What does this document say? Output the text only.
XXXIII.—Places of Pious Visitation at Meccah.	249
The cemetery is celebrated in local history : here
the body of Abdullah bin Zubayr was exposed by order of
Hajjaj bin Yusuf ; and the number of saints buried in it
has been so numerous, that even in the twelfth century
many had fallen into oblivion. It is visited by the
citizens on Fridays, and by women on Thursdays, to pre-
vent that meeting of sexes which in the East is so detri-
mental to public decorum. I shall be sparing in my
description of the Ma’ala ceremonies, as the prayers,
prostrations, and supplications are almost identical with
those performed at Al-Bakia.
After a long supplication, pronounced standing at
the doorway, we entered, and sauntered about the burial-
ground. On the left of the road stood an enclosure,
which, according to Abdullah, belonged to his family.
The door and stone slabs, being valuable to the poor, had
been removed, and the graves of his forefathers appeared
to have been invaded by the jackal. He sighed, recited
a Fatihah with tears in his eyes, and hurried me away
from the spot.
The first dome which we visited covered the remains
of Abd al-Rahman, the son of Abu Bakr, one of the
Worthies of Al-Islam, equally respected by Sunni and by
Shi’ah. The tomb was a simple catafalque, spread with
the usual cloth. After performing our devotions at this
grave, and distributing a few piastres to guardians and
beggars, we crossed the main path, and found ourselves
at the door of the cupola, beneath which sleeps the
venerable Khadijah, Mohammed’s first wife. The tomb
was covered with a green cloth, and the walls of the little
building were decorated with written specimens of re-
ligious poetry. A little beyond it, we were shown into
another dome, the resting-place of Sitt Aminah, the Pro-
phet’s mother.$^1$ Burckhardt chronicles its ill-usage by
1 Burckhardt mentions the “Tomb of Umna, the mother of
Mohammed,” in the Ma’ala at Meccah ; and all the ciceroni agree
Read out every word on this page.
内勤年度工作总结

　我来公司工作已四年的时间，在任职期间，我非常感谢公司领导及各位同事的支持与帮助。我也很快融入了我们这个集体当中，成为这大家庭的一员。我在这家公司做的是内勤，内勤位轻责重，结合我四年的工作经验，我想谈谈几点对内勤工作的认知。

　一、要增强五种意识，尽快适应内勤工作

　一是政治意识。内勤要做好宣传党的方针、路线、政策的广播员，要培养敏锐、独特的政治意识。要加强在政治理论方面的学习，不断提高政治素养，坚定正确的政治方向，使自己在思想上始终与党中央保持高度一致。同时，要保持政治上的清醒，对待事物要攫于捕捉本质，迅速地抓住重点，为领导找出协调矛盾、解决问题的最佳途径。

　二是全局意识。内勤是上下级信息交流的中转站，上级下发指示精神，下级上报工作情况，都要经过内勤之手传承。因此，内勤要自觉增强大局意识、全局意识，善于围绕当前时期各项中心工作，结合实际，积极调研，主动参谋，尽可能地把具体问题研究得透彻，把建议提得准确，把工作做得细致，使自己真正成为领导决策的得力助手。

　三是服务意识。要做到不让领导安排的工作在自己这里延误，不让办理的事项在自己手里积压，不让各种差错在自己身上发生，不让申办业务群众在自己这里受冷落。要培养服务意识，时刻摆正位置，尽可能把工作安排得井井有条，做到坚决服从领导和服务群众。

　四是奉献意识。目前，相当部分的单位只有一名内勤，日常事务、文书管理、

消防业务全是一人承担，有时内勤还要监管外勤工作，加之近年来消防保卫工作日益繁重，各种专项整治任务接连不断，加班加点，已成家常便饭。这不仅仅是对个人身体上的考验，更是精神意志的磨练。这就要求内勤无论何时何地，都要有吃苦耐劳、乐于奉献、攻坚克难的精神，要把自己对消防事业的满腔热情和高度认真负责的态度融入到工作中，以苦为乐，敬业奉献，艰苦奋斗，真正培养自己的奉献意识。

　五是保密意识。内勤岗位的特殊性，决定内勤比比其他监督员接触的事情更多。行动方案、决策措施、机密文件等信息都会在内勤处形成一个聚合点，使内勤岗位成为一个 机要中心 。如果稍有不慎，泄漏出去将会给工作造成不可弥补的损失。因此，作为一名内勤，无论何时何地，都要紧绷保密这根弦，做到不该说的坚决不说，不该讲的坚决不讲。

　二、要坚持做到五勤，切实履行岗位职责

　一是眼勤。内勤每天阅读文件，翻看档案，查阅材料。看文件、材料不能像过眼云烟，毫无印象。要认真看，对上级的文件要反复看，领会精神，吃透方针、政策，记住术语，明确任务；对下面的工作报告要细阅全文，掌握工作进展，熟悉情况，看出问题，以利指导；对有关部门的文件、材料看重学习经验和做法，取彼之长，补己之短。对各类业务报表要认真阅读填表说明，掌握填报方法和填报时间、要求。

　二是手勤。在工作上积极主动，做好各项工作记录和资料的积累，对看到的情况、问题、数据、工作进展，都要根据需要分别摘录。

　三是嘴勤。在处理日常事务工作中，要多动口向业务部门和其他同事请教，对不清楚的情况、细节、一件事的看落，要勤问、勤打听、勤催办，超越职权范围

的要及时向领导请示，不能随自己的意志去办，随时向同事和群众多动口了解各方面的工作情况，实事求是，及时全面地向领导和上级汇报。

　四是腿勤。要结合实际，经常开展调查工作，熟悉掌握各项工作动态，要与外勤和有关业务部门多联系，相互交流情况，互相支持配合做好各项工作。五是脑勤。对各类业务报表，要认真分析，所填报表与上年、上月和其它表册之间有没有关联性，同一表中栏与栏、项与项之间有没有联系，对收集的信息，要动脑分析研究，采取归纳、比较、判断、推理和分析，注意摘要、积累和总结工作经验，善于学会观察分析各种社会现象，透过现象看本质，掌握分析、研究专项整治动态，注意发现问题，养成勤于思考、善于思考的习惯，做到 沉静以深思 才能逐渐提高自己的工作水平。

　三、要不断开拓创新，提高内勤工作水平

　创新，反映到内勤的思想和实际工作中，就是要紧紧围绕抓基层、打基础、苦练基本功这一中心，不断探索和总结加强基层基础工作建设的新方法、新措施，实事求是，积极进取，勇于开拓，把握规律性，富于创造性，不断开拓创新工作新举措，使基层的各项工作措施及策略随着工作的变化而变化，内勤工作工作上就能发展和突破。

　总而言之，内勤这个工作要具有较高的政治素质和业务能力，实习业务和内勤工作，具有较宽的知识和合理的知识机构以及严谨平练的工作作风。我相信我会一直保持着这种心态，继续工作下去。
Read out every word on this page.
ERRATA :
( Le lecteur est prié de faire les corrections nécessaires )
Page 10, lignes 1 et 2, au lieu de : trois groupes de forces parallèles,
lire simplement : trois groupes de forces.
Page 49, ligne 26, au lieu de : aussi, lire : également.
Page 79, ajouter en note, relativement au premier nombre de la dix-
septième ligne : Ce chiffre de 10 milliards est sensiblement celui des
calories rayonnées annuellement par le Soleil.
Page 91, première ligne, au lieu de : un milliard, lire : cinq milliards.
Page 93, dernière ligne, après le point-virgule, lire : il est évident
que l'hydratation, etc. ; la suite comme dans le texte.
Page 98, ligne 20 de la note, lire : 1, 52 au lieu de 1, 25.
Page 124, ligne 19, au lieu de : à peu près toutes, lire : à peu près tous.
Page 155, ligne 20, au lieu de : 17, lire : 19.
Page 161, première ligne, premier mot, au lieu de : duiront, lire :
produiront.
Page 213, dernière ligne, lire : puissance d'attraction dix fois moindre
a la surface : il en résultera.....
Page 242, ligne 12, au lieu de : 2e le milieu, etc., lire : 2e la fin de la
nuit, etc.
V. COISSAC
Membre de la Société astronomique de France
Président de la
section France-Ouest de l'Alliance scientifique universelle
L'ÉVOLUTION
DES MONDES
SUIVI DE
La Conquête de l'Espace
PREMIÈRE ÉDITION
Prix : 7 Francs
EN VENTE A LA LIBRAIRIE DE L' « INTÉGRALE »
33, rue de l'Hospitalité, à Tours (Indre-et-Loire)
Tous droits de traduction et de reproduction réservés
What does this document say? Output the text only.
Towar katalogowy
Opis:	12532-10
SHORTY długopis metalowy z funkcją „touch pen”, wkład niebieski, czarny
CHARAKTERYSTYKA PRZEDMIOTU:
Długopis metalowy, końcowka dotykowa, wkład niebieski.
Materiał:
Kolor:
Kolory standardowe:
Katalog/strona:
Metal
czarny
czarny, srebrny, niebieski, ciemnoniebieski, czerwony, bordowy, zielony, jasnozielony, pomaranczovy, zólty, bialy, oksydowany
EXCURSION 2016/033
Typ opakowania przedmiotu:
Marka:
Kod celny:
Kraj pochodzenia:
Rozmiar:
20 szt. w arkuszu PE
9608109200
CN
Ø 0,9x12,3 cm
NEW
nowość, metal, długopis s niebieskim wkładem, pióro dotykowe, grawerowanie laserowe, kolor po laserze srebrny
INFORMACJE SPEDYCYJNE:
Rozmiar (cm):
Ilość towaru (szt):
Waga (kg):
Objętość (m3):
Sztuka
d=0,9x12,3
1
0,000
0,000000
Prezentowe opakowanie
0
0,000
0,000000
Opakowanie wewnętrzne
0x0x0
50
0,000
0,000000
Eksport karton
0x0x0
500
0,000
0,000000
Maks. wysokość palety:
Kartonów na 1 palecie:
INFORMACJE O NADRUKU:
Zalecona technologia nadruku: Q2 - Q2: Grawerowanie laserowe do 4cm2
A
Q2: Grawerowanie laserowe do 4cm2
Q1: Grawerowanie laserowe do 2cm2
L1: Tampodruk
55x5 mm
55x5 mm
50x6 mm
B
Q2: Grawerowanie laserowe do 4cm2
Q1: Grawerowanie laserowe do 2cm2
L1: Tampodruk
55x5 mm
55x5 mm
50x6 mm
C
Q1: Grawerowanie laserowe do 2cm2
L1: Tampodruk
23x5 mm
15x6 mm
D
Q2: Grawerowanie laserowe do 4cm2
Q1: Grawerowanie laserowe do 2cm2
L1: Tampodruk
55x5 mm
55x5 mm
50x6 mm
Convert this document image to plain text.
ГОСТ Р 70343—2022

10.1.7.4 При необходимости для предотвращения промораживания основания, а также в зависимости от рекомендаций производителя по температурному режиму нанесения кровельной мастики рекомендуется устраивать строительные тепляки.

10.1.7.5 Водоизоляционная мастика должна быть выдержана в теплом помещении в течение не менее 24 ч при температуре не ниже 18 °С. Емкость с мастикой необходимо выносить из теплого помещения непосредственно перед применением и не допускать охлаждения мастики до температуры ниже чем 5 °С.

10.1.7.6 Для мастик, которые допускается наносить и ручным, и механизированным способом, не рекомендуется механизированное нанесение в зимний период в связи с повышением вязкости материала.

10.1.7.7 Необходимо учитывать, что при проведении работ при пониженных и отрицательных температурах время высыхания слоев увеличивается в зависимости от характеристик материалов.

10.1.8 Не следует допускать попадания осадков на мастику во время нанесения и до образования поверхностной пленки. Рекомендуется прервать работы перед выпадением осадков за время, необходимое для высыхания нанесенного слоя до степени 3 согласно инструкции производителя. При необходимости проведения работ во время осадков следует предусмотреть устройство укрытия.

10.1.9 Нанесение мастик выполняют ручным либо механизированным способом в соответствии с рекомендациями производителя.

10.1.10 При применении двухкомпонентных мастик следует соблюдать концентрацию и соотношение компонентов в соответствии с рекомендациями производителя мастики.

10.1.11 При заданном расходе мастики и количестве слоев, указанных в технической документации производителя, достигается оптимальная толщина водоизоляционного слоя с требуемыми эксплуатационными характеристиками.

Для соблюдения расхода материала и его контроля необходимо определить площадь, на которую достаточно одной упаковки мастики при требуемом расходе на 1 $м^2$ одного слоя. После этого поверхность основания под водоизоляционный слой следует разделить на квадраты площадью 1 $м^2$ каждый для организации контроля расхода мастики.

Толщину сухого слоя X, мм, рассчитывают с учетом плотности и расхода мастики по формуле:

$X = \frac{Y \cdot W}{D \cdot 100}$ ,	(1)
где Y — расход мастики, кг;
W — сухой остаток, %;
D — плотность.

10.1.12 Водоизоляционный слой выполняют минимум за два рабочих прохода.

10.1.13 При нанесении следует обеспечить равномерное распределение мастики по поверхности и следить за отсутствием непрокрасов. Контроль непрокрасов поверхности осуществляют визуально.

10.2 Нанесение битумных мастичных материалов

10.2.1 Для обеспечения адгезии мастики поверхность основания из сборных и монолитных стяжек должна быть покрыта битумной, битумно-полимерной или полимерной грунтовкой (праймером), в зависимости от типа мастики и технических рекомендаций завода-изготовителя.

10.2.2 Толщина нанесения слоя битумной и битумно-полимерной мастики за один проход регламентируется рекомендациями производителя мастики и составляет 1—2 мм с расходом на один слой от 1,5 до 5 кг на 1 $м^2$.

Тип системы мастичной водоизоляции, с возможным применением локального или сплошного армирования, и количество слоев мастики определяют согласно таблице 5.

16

Goal: Pick out every line holding the string "быть" and return it.

Correct result:
10.1.7.5 Водоизоляционная мастика должна быть выдержана в теплом помещении в течение не менее 24 ч при температуре не ниже 18 °С. Емкость с мастикой необходимо выносить из теплого помещения непосредственно перед применением и не допускать охлаждения мастики до температуры ниже чем 5 °С.
10.2.1 Для обеспечения адгезии мастики поверхность основания из сборных и монолитных стяжек должна быть покрыта битумной, битумно-полимерной или полимерной грунтовкой (праймером), в зависимости от типа мастики и технических рекомендаций завода-изготовителя.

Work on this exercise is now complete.